» TASK MATERIAL:
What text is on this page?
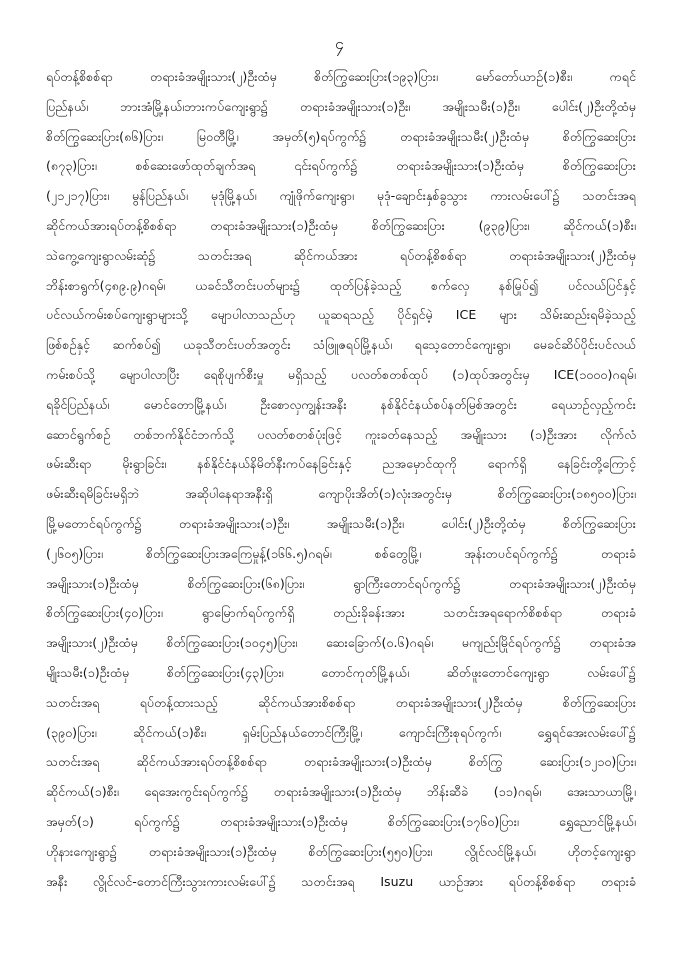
၄
ရပ်တန့်စိစစ်ရာ တရားခံအမျိုးသား(၂)ဦးထံမှ စိတ်ကြွဆေးပြား(၁၉၃)ပြား၊ မော်တော်ယာဉ်(၁)စီး၊ ကရင်
ပြည်နယ်၊ ဘားအံမြို့နယ်၊ဘားကပ်ကျေးရွာ၌ တရားခံအမျိုးသား(၁)ဦး၊ အမျိုးသမီး(၁)ဦး၊ ပေါင်း(၂)ဦးတို့ထံမှ
စိတ်ကြွဆေးပြား(၈၆)ပြား၊ မြဝတီမြို့၊ အမှတ်(၅)ရပ်ကွက်၌ တရားခံအမျိုးသမီး(၂)ဦးထံမှ စိတ်ကြွဆေးပြား
(၈၇၃)ပြား၊ စစ်ဆေးဖော်ထုတ်ချက်အရ ၎င်းရပ်ကွက်၌ တရားခံအမျိုးသား(၁)ဦးထံမှ စိတ်ကြွဆေးပြား
(၂၁၂၁၇)ပြား၊ မွန်ပြည်နယ်၊ မုဒုံမြို့နယ်၊ ကျုံဖိုက်ကျေးရွာ၊ မုဒုံ-ချောင်းနှစ်ခွသွား ကားလမ်းပေါ်၌ သတင်းအရ
ဆိုင်ကယ်အားရပ်တန့်စိစစ်ရာ တရားခံအမျိုးသား(၁)ဦးထံမှ စိတ်ကြွဆေးပြား (၉၃၉)ပြား၊ ဆိုင်ကယ်(၁)စီး၊
သဲကွေ့ကျေးရွာလမ်းဆုံ၌ သတင်းအရ ဆိုင်ကယ်အား ရပ်တန့်စိစစ်ရာ တရားခံအမျိုးသား(၂)ဦးထံမှ
ဘိန်းစာရွက်(၄၈၉.၉)ဂရမ်၊ ယခင်သီတင်းပတ်များ၌ ထုတ်ပြန်ခဲ့သည့် စက်လှေ နစ်မြုပ်၍ ပင်လယ်ပြင်နှင့်
ပင်လယ်ကမ်းစပ်ကျေးရွာများသို့ မျောပါလာသည်ဟု ယူဆရသည့် ပိုင်ရှင်မဲ့ ICE များ သိမ်းဆည်းရမိခဲ့သည့်
ဖြစ်စဉ်နှင့် ဆက်စပ်၍ ယခုသီတင်းပတ်အတွင်း သံဖြူဇရပ်မြို့နယ်၊ ရသေ့တောင်ကျေးရွာ၊ မေခင်ဆိပ်ပိုင်းပင်လယ်
ကမ်းစပ်သို့ မျောပါလာပြီး ရေစိုပျက်စီးမှု မရှိသည့် ပလတ်စတစ်ထုပ် (၁)ထုပ်အတွင်းမှ ICE(၁၀၀၀)ဂရမ်၊
ရခိုင်ပြည်နယ်၊ မောင်တောမြို့နယ်၊ ဦးစောလှကျွန်းအနီး နစ်နိုင်ငံနယ်စပ်နတ်မြစ်အတွင်း ရေယာဉ်လှည့်ကင်း
ဆောင်ရွက်စဉ် တစ်ဘက်နိုင်ငံဘက်သို့ ပလတ်စတစ်ပုံးဖြင့် ကူးခတ်နေသည့် အမျိုးသား (၁)ဦးအား လိုက်လံ
ဖမ်းဆီးရာ မိုးရွာခြင်း၊ နစ်နိုင်ငံနယ်နိမိတ်နီးကပ်နေခြင်းနှင့် ညအမှောင်ထုကို ရောက်ရှိ နေခြင်းတို့ကြောင့်
ဖမ်းဆီးရမိခြင်းမရှိဘဲ အဆိုပါနေရာအနီးရှိ ကျောပိုးအိတ်(၁)လုံးအတွင်းမှ စိတ်ကြွဆေးပြား(၁၈၅၀၀)ပြား၊
မြို့မတောင်ရပ်ကွက်၌ တရားခံအမျိုးသား(၁)ဦး၊ အမျိုးသမီး(၁)ဦး၊ ပေါင်း(၂)ဦးတို့ထံမှ စိတ်ကြွဆေးပြား
(၂၆၀၅)ပြား၊ စိတ်ကြွဆေးပြားအကြေမှုန့်(၁၆၆.၅)ဂရမ်၊ စစ်တွေမြို့၊ အုန်းတပင်ရပ်ကွက်၌ တရားခံ
အမျိုးသား(၁)ဦးထံမှ စိတ်ကြွဆေးပြား(၆၈)ပြား၊ ရွာကြီးတောင်ရပ်ကွက်၌ တရားခံအမျိုးသား(၂)ဦးထံမှ
စိတ်ကြွဆေးပြား(၄၀)ပြား၊ ရွာမြောက်ရပ်ကွက်ရှိ တည်းခိုခန်းအား သတင်းအရရောက်စိစစ်ရာ တရားခံ
အမျိုးသား(၂)ဦးထံမှ စိတ်ကြွဆေးပြား(၁၀၄၅)ပြား၊ ဆေးခြောက်(၀.၆)ဂရမ်၊ မကျည်းမြိုင်ရပ်ကွက်၌ တရားခံအ
မျိုးသမီး(၁)ဦးထံမှ စိတ်ကြွဆေးပြား(၄၃)ပြား၊ တောင်ကုတ်မြို့နယ်၊ ဆိတ်ဖူးတောင်ကျေးရွာ လမ်းပေါ်၌
သတင်းအရ ရပ်တန့်ထားသည့် ဆိုင်ကယ်အားစိစစ်ရာ တရားခံအမျိုးသား(၂)ဦးထံမှ စိတ်ကြွဆေးပြား
(၃၉၀)ပြား၊ ဆိုင်ကယ်(၁)စီး၊ ရှမ်းပြည်နယ်တောင်ကြီးမြို့၊ ကျောင်းကြီးစုရပ်ကွက်၊ ရွှေရင်အေးလမ်းပေါ်၌
သတင်းအရ ဆိုင်ကယ်အားရပ်တန့်စိစစ်ရာ တရားခံအမျိုးသား(၁)ဦးထံမှ စိတ်ကြွ ဆေးပြား(၁၂၁၀)ပြား၊
ဆိုင်ကယ်(၁)စီး၊ ရေအေးကွင်းရပ်ကွက်၌ တရားခံအမျိုးသား(၁)ဦးထံမှ ဘိန်းဆီခဲ (၁၁)ဂရမ်၊ အေးသာယာမြို့၊
အမှတ်(၁) ရပ်ကွက်၌ တရားခံအမျိုးသား(၁)ဦးထံမှ စိတ်ကြွဆေးပြား(၁၇၆၀)ပြား၊ ရွှေညောင်မြို့နယ်၊
ဟိုနားကျေးရွာ၌ တရားခံအမျိုးသား(၁)ဦးထံမှ စိတ်ကြွဆေးပြား(၅၅၀)ပြား၊ လွိုင်လင်မြို့နယ်၊ ဟိုတင့်ကျေးရွာ
အနီး လွိုင်လင်-တောင်ကြီးသွားကားလမ်းပေါ်၌ သတင်းအရ Isuzu ယာဉ်အား ရပ်တန့်စိစစ်ရာ တရားခံ
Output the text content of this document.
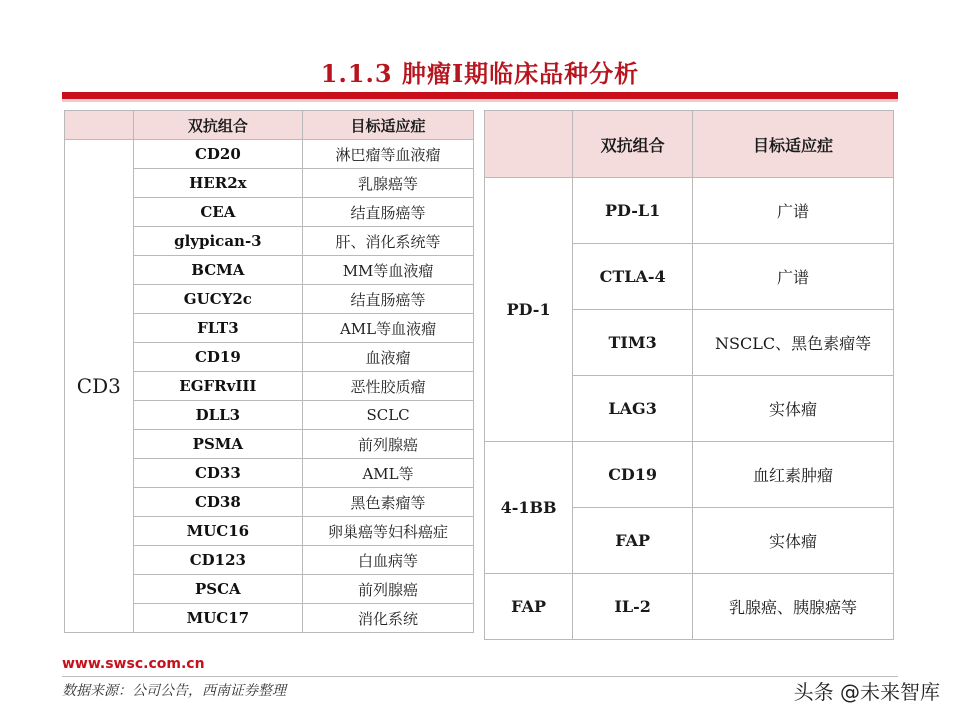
1.1.3 肿瘤I期临床品种分析
	双抗组合	目标适应症
CD3	CD20	淋巴瘤等血液瘤
	HER2x	乳腺癌等
	CEA	结直肠癌等
	glypican-3	肝、消化系统等
	BCMA	MM等血液瘤
	GUCY2c	结直肠癌等
	FLT3	AML等血液瘤
	CD19	血液瘤
	EGFRvIII	恶性胶质瘤
	DLL3	SCLC
	PSMA	前列腺癌
	CD33	AML等
	CD38	黑色素瘤等
	MUC16	卵巢癌等妇科癌症
	CD123	白血病等
	PSCA	前列腺癌
	MUC17	消化系统
	双抗组合	目标适应症
PD-1	PD-L1	广谱
	CTLA-4	广谱
	TIM3	NSCLC、黑色素瘤等
	LAG3	实体瘤
4-1BB	CD19	血红素肿瘤
	FAP	实体瘤
FAP	IL-2	乳腺癌、胰腺癌等
www.swsc.com.cn
数据来源：公司公告，西南证券整理	头条 @未来智库
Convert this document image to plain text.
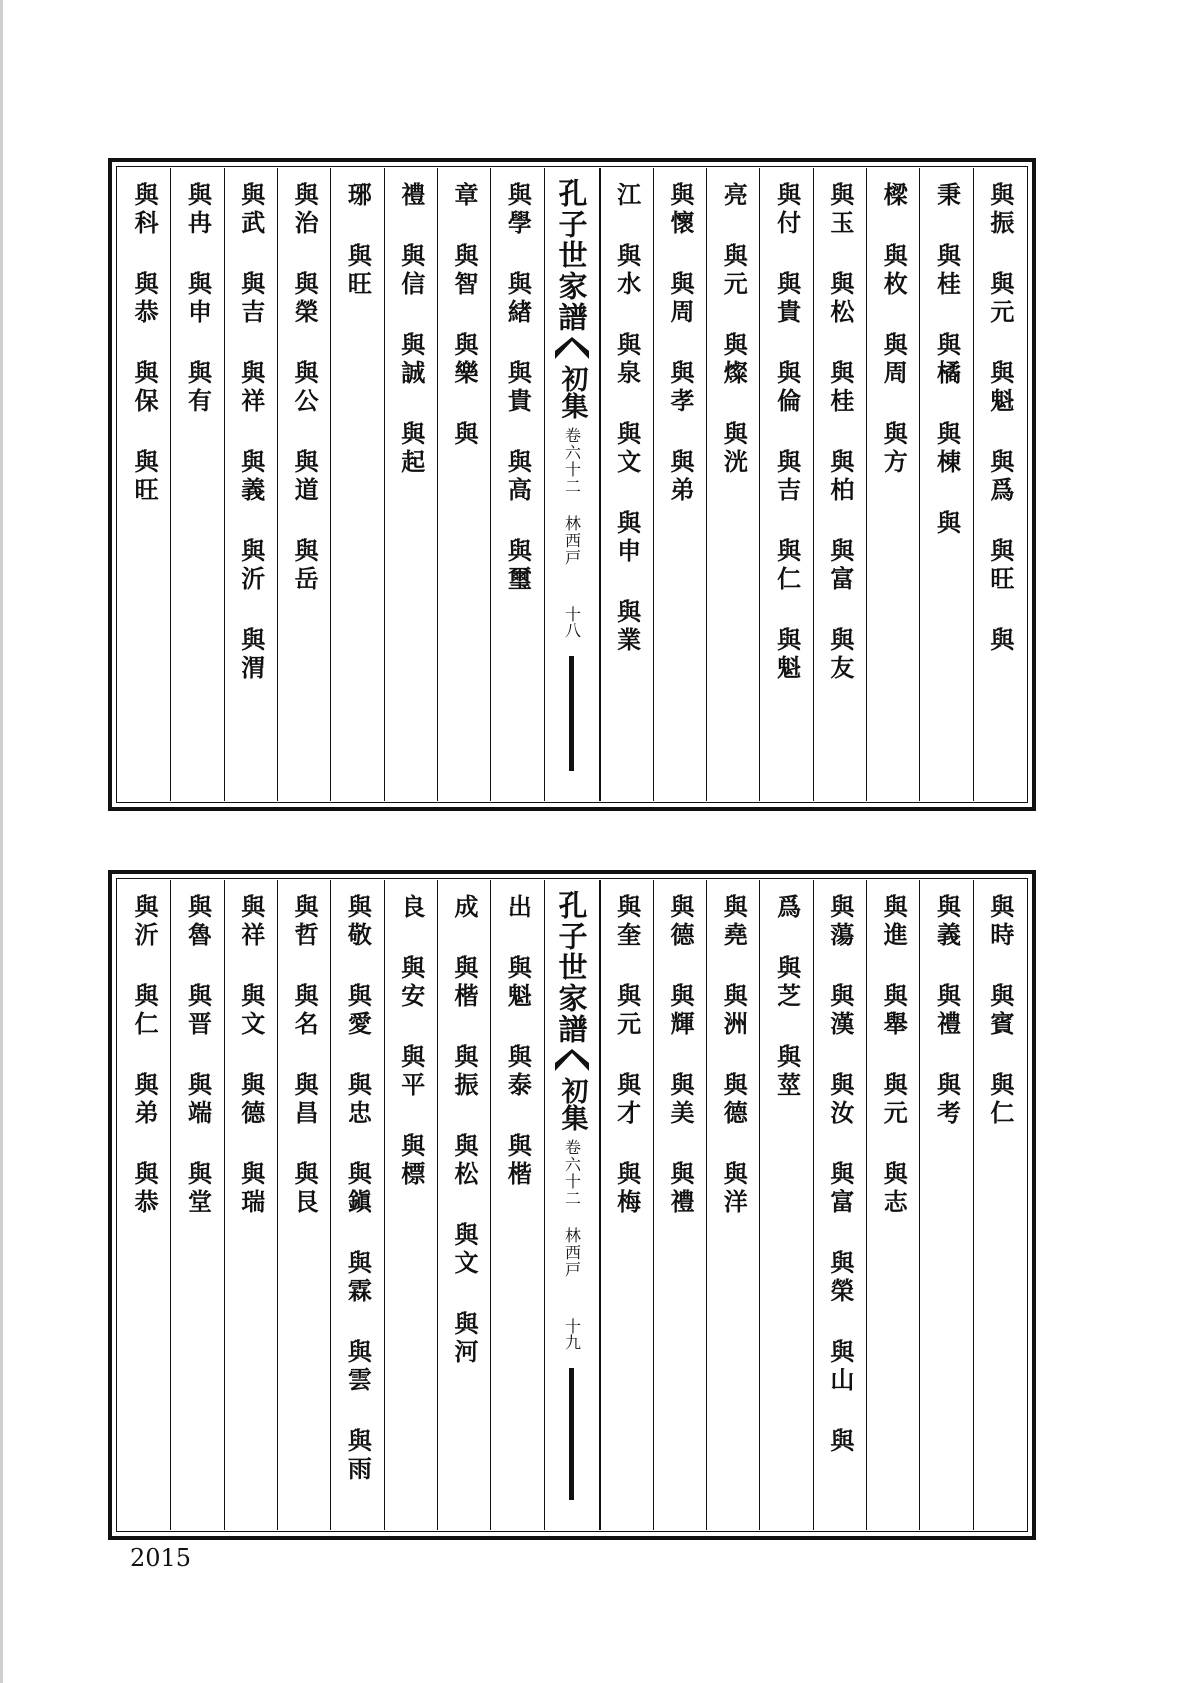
與振 與元 與魁 與爲 與旺 與
秉 與桂 與橘 與棟 與
樑 與枚 與周 與方
與玉 與松 與桂 與柏 與富 與友
與付 與貴 與倫 與吉 與仁 與魁
亮 與元 與燦 與洸
與懷 與周 與孝 與弟
江 與水 與泉 與文 與申 與業
孔子世家譜
初集
卷六十二 林西戸
十八
與學 與緖 與貴 與高 與璽
章 與智 與樂 與
禮 與信 與誠 與起
琊 與旺
與治 與榮 與公 與道 與岳
與武 與吉 與祥 與義 與沂 與渭
與冉 與申 與有
與科 與恭 與保 與旺
與時 與賓 與仁
與義 與禮 與考
與進 與舉 與元 與志
與蕩 與漢 與汝 與富 與榮 與山 與
爲 與芝 與莖
與堯 與洲 與德 與洋
與德 與輝 與美 與禮
與奎 與元 與才 與梅
孔子世家譜
初集
卷六十二 林西戸
十九
出 與魁 與泰 與楷
成 與楷 與振 與松 與文 與河
良 與安 與平 與標
與敬 與愛 與忠 與鎭 與霖 與雲 與雨
與哲 與名 與昌 與艮
與祥 與文 與德 與瑞
與魯 與晋 與端 與堂
與沂 與仁 與弟 與恭
2015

» PROBLEM STATEMENT: Show each line of the listing that holds the string "text".

» EXERCISE RESULT:
What text is on this page?
Output the text content of this document.
Convert this document image to plain text.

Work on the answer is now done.